ИСХОДНЫЙ ФРАГМЕНТ ->
========

Рейс № 956 Тбилиси-Москва авиакомпании S7 8 августа оказался последним, связывающим две страны. Так получилось, что у нас с супругой был куплен билет именно на этот рейс. Мы возвращались в Москву после восьми дней, проведенных в Грузии. Последнее, что мы видели из окна самолета до того, как он набрал высоту — купол кафедрального Троицкого собора «Самеба». Глядя на золото, теряющееся в облаках, я думал: что же будет с этой землей, с замечательными людьми, которые живут здесь, в этой Богом благословенной стране, где мы видели столько бескорыстной любви и доброты?
Мы вспоминали Тбилиси, горы, храмы, монастыри, а главное — удивительных людей, которыми Бог благословил эту землю. Мы вспоминали Литургию, за которой мы молились со Святейшим Патриархом Илией. Наших прихожан — Лию, Офелию, посла Грузии в Испании Зураба Пололикашвили. Его духовника — архимандрита Шио (Габричидзе), наместника монастыря Шавнабада недалеко от Тбилиси. «Одна из главных добродетелей — это мужество. К примеру, женщина принимает решение родить много детей — это мужество. Вы решили приехать в Грузию — это тоже мужество...» — сказал нам отец Шио. Неужели он знал, что случится через несколько дней?
Ни разу за все время пребывания в Грузии нам не довелось столкнуться с русофобией. Никто не останавливал нас на улице, требую предъявить Тбилисскую регистрацию в паспорте. К кому бы я ни обращался на русском языке, в священнической одежде или в мирской, — приятно удивляло доброе, гостеприимное отношение незнакомых людей. «Если кто-нибудь из них прилетит в Москву, сможет ли он рассчитывать на такую же доброту и внимание?» — думал я.

========

ПРЕДОСТАВЛЕННЫЕ МАТЕРИАЛЫ ->
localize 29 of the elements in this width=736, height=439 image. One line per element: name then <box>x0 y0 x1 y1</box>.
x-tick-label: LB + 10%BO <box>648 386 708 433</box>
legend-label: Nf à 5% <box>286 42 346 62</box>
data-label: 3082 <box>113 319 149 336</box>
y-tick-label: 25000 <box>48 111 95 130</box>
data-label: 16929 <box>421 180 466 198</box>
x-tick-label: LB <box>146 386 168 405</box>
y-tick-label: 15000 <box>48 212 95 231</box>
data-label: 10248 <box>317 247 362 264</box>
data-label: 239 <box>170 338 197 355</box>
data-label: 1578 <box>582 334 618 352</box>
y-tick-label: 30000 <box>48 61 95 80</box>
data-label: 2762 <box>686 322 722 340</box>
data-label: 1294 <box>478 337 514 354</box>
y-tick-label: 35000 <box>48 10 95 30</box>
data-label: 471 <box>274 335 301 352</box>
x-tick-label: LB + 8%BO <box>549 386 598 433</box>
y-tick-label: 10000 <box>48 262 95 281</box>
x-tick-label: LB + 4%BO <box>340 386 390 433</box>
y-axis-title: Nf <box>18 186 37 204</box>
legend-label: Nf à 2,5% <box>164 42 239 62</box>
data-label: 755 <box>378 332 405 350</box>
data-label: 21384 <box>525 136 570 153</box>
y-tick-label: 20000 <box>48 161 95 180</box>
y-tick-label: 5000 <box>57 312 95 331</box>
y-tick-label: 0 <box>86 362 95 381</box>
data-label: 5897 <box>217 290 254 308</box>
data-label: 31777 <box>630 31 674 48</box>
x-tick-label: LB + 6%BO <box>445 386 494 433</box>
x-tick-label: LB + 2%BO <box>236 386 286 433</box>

========

КОРОТКАЯ ЗАДАЧА -> Перечислите всех людей, которых исходный фрагмент называет по имени. Для ответа используйте только исходный фрагмент.

ПИСЬМЕННОЕ РЕШЕНИЕ -> Святейший Патриарх Илия, Лия, Офелия, посол Грузии в Испании Зураб Пололикашвили, архимандрит Шио (Габричидзе).